[Dataset listings of figures]

§

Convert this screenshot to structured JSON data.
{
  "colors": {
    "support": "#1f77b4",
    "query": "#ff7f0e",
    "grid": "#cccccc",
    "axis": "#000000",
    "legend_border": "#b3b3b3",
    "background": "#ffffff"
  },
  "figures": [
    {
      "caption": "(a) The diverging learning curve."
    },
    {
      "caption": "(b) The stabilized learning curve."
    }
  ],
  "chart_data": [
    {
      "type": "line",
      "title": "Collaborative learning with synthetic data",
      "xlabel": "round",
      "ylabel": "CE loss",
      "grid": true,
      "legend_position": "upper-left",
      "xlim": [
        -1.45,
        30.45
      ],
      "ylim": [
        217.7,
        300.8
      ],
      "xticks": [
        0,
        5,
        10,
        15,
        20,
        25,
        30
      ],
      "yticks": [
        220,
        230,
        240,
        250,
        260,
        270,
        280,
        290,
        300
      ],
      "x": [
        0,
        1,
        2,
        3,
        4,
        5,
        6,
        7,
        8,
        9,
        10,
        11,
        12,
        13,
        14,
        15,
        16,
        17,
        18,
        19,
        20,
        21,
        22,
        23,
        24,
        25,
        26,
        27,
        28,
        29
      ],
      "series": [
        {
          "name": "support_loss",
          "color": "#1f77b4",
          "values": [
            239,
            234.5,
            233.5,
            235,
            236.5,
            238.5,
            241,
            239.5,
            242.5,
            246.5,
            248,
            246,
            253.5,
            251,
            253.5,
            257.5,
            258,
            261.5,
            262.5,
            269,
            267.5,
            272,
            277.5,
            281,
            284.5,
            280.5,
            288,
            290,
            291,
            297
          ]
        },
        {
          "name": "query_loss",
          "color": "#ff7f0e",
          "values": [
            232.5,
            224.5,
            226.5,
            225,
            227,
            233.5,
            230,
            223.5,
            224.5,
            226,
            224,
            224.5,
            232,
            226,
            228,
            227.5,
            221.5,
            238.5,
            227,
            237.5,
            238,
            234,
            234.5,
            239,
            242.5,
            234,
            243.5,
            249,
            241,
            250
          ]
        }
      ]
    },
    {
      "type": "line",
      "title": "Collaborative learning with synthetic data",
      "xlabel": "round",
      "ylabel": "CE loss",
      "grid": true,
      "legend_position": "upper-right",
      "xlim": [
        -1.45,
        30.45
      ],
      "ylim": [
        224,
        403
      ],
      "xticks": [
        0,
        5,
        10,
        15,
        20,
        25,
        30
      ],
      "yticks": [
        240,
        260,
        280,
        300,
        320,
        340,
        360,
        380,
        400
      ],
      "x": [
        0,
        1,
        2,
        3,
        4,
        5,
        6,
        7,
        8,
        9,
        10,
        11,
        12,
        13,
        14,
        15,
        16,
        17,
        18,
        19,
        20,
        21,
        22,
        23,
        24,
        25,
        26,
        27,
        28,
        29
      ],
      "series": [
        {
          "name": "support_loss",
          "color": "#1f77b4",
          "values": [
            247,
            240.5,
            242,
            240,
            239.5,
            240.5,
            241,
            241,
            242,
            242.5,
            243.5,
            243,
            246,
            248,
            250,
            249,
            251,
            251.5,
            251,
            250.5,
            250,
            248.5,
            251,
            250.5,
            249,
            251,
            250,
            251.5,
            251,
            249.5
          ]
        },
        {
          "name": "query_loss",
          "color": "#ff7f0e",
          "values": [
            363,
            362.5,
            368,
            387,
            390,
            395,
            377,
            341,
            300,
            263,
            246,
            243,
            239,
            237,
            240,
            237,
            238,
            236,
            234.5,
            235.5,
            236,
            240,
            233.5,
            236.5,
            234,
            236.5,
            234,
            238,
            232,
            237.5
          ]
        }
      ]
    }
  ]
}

§

## Goal
How many lines in the records above contain the word "caption"? Give only the number.

## Response to the exercise
2